(Stored records)
◇ ◇ ◇ ◇ ◇

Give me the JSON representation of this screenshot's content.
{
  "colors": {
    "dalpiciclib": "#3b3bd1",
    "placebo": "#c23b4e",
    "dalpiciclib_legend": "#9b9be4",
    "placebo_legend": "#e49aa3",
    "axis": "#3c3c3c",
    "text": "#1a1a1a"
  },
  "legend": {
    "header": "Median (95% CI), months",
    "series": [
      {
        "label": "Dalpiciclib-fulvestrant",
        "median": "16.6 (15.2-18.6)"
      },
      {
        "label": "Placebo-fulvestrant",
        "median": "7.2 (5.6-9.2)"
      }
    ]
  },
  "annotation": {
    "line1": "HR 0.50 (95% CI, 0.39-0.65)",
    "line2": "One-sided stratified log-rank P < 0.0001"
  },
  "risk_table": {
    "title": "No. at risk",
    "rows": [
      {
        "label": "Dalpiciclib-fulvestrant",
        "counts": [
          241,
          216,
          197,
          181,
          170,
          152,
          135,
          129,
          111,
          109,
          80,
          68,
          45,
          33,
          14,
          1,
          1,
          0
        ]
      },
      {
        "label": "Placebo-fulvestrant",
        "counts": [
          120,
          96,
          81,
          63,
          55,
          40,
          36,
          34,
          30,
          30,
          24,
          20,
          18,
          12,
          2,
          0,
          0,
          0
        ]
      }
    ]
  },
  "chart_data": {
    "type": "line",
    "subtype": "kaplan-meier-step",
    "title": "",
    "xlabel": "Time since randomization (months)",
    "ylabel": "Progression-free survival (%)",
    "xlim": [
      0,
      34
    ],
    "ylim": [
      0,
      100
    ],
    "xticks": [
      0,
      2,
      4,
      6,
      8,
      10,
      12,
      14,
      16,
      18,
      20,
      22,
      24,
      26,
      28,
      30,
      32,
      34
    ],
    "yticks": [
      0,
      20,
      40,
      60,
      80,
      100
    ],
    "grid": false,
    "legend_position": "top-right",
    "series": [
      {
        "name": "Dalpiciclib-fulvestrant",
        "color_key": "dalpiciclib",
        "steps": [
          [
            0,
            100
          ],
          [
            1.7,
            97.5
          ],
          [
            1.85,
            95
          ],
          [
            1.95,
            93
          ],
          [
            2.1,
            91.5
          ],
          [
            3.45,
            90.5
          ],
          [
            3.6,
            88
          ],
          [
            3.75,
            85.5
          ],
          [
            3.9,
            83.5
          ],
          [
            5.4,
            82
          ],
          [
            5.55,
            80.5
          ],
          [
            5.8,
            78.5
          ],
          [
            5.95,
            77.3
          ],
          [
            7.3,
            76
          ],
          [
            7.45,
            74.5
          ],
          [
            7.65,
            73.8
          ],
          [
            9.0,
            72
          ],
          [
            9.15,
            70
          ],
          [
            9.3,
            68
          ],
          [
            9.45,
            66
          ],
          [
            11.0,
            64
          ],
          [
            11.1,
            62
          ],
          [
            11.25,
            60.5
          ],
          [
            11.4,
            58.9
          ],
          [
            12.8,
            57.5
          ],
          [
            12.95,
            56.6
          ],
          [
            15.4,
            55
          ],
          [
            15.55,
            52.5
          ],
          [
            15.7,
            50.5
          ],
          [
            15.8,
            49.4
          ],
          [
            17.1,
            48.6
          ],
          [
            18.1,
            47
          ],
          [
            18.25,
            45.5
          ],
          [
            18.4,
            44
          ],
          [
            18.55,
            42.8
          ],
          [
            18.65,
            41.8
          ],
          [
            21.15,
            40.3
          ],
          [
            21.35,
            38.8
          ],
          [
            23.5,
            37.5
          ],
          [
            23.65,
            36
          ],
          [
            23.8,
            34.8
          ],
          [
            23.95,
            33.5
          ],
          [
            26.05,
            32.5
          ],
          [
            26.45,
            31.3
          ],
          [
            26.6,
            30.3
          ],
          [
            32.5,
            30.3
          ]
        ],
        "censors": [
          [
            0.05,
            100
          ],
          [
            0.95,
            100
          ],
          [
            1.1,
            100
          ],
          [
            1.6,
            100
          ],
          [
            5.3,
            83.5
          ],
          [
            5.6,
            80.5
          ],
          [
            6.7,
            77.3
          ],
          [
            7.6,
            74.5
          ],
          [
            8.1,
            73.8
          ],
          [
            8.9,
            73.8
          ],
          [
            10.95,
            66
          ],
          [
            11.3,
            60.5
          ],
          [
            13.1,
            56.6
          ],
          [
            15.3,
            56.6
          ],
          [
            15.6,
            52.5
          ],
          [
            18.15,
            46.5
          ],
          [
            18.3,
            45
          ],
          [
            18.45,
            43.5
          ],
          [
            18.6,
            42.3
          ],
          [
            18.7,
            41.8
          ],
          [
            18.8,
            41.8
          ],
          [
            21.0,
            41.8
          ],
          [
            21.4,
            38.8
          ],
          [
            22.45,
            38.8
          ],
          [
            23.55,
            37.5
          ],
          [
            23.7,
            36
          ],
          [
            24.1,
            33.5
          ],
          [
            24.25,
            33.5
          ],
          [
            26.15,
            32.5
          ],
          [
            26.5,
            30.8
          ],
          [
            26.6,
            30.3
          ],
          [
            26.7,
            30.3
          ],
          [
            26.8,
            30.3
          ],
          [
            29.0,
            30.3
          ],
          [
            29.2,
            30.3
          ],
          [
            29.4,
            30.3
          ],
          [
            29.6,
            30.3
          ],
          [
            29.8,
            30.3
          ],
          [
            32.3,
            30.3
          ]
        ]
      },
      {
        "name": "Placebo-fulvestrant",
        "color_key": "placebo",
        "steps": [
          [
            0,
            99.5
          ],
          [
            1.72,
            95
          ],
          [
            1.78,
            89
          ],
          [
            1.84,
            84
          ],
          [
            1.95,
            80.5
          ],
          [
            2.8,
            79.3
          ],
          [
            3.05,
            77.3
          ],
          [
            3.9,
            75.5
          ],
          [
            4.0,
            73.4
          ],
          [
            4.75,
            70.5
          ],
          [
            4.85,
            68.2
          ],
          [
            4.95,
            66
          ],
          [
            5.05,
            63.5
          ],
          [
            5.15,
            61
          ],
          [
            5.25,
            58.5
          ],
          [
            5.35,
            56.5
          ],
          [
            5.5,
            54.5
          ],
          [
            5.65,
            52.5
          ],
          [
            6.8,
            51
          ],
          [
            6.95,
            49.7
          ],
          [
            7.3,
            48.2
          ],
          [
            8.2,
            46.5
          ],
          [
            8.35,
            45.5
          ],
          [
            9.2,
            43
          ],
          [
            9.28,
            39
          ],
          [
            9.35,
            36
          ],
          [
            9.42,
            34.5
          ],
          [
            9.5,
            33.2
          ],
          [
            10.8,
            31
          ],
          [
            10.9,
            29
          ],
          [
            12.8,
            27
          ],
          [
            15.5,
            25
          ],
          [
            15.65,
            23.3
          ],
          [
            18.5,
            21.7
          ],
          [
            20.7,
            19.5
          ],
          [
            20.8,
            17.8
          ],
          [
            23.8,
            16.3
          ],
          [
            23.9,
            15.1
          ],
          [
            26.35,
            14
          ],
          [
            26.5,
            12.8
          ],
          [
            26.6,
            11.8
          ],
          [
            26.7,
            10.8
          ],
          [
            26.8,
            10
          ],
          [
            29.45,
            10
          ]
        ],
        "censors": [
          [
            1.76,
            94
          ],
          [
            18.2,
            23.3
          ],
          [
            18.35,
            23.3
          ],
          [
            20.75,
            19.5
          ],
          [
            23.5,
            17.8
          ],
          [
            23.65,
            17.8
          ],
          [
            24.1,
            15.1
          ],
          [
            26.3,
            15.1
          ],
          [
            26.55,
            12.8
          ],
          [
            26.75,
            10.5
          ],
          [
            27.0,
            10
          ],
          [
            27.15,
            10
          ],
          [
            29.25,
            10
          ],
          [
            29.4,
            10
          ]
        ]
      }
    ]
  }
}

◇ ◇ ◇ ◇ ◇

GIVEN REQUEST =>
Return the entries above exactly as they appear.

TASK OUTPUT =>
Give me the JSON representation of this screenshot's content.
{
  "colors": {
    "dalpiciclib": "#3b3bd1",
    "placebo": "#c23b4e",
    "dalpiciclib_legend": "#9b9be4",
    "placebo_legend": "#e49aa3",
    "axis": "#3c3c3c",
    "text": "#1a1a1a"
  },
  "legend": {
    "header": "Median (95% CI), months",
    "series": [
      {
        "label": "Dalpiciclib-fulvestrant",
        "median": "16.6 (15.2-18.6)"
      },
      {
        "label": "Placebo-fulvestrant",
        "median": "7.2 (5.6-9.2)"
      }
    ]
  },
  "annotation": {
    "line1": "HR 0.50 (95% CI, 0.39-0.65)",
    "line2": "One-sided stratified log-rank P < 0.0001"
  },
  "risk_table": {
    "title": "No. at risk",
    "rows": [
      {
        "label": "Dalpiciclib-fulvestrant",
        "counts": [
          241,
          216,
          197,
          181,
          170,
          152,
          135,
          129,
          111,
          109,
          80,
          68,
          45,
          33,
          14,
          1,
          1,
          0
        ]
      },
      {
        "label": "Placebo-fulvestrant",
        "counts": [
          120,
          96,
          81,
          63,
          55,
          40,
          36,
          34,
          30,
          30,
          24,
          20,
          18,
          12,
          2,
          0,
          0,
          0
        ]
      }
    ]
  },
  "chart_data": {
    "type": "line",
    "subtype": "kaplan-meier-step",
    "title": "",
    "xlabel": "Time since randomization (months)",
    "ylabel": "Progression-free survival (%)",
    "xlim": [
      0,
      34
    ],
    "ylim": [
      0,
      100
    ],
    "xticks": [
      0,
      2,
      4,
      6,
      8,
      10,
      12,
      14,
      16,
      18,
      20,
      22,
      24,
      26,
      28,
      30,
      32,
      34
    ],
    "yticks": [
      0,
      20,
      40,
      60,
      80,
      100
    ],
    "grid": false,
    "legend_position": "top-right",
    "series": [
      {
        "name": "Dalpiciclib-fulvestrant",
        "color_key": "dalpiciclib",
        "steps": [
          [
            0,
            100
          ],
          [
            1.7,
            97.5
          ],
          [
            1.85,
            95
          ],
          [
            1.95,
            93
          ],
          [
            2.1,
            91.5
          ],
          [
            3.45,
            90.5
          ],
          [
            3.6,
            88
          ],
          [
            3.75,
            85.5
          ],
          [
            3.9,
            83.5
          ],
          [
            5.4,
            82
          ],
          [
            5.55,
            80.5
          ],
          [
            5.8,
            78.5
          ],
          [
            5.95,
            77.3
          ],
          [
            7.3,
            76
          ],
          [
            7.45,
            74.5
          ],
          [
            7.65,
            73.8
          ],
          [
            9.0,
            72
          ],
          [
            9.15,
            70
          ],
          [
            9.3,
            68
          ],
          [
            9.45,
            66
          ],
          [
            11.0,
            64
          ],
          [
            11.1,
            62
          ],
          [
            11.25,
            60.5
          ],
          [
            11.4,
            58.9
          ],
          [
            12.8,
            57.5
          ],
          [
            12.95,
            56.6
          ],
          [
            15.4,
            55
          ],
          [
            15.55,
            52.5
          ],
          [
            15.7,
            50.5
          ],
          [
            15.8,
            49.4
          ],
          [
            17.1,
            48.6
          ],
          [
            18.1,
            47
          ],
          [
            18.25,
            45.5
          ],
          [
            18.4,
            44
          ],
          [
            18.55,
            42.8
          ],
          [
            18.65,
            41.8
          ],
          [
            21.15,
            40.3
          ],
          [
            21.35,
            38.8
          ],
          [
            23.5,
            37.5
          ],
          [
            23.65,
            36
          ],
          [
            23.8,
            34.8
          ],
          [
            23.95,
            33.5
          ],
          [
            26.05,
            32.5
          ],
          [
            26.45,
            31.3
          ],
          [
            26.6,
            30.3
          ],
          [
            32.5,
            30.3
          ]
        ],
        "censors": [
          [
            0.05,
            100
          ],
          [
            0.95,
            100
          ],
          [
            1.1,
            100
          ],
          [
            1.6,
            100
          ],
          [
            5.3,
            83.5
          ],
          [
            5.6,
            80.5
          ],
          [
            6.7,
            77.3
          ],
          [
            7.6,
            74.5
          ],
          [
            8.1,
            73.8
          ],
          [
            8.9,
            73.8
          ],
          [
            10.95,
            66
          ],
          [
            11.3,
            60.5
          ],
          [
            13.1,
            56.6
          ],
          [
            15.3,
            56.6
          ],
          [
            15.6,
            52.5
          ],
          [
            18.15,
            46.5
          ],
          [
            18.3,
            45
          ],
          [
            18.45,
            43.5
          ],
          [
            18.6,
            42.3
          ],
          [
            18.7,
            41.8
          ],
          [
            18.8,
            41.8
          ],
          [
            21.0,
            41.8
          ],
          [
            21.4,
            38.8
          ],
          [
            22.45,
            38.8
          ],
          [
            23.55,
            37.5
          ],
          [
            23.7,
            36
          ],
          [
            24.1,
            33.5
          ],
          [
            24.25,
            33.5
          ],
          [
            26.15,
            32.5
          ],
          [
            26.5,
            30.8
          ],
          [
            26.6,
            30.3
          ],
          [
            26.7,
            30.3
          ],
          [
            26.8,
            30.3
          ],
          [
            29.0,
            30.3
          ],
          [
            29.2,
            30.3
          ],
          [
            29.4,
            30.3
          ],
          [
            29.6,
            30.3
          ],
          [
            29.8,
            30.3
          ],
          [
            32.3,
            30.3
          ]
        ]
      },
      {
        "name": "Placebo-fulvestrant",
        "color_key": "placebo",
        "steps": [
          [
            0,
            99.5
          ],
          [
            1.72,
            95
          ],
          [
            1.78,
            89
          ],
          [
            1.84,
            84
          ],
          [
            1.95,
            80.5
          ],
          [
            2.8,
            79.3
          ],
          [
            3.05,
            77.3
          ],
          [
            3.9,
            75.5
          ],
          [
            4.0,
            73.4
          ],
          [
            4.75,
            70.5
          ],
          [
            4.85,
            68.2
          ],
          [
            4.95,
            66
          ],
          [
            5.05,
            63.5
          ],
          [
            5.15,
            61
          ],
          [
            5.25,
            58.5
          ],
          [
            5.35,
            56.5
          ],
          [
            5.5,
            54.5
          ],
          [
            5.65,
            52.5
          ],
          [
            6.8,
            51
          ],
          [
            6.95,
            49.7
          ],
          [
            7.3,
            48.2
          ],
          [
            8.2,
            46.5
          ],
          [
            8.35,
            45.5
          ],
          [
            9.2,
            43
          ],
          [
            9.28,
            39
          ],
          [
            9.35,
            36
          ],
          [
            9.42,
            34.5
          ],
          [
            9.5,
            33.2
          ],
          [
            10.8,
            31
          ],
          [
            10.9,
            29
          ],
          [
            12.8,
            27
          ],
          [
            15.5,
            25
          ],
          [
            15.65,
            23.3
          ],
          [
            18.5,
            21.7
          ],
          [
            20.7,
            19.5
          ],
          [
            20.8,
            17.8
          ],
          [
            23.8,
            16.3
          ],
          [
            23.9,
            15.1
          ],
          [
            26.35,
            14
          ],
          [
            26.5,
            12.8
          ],
          [
            26.6,
            11.8
          ],
          [
            26.7,
            10.8
          ],
          [
            26.8,
            10
          ],
          [
            29.45,
            10
          ]
        ],
        "censors": [
          [
            1.76,
            94
          ],
          [
            18.2,
            23.3
          ],
          [
            18.35,
            23.3
          ],
          [
            20.75,
            19.5
          ],
          [
            23.5,
            17.8
          ],
          [
            23.65,
            17.8
          ],
          [
            24.1,
            15.1
          ],
          [
            26.3,
            15.1
          ],
          [
            26.55,
            12.8
          ],
          [
            26.75,
            10.5
          ],
          [
            27.0,
            10
          ],
          [
            27.15,
            10
          ],
          [
            29.25,
            10
          ],
          [
            29.4,
            10
          ]
        ]
      }
    ]
  }
}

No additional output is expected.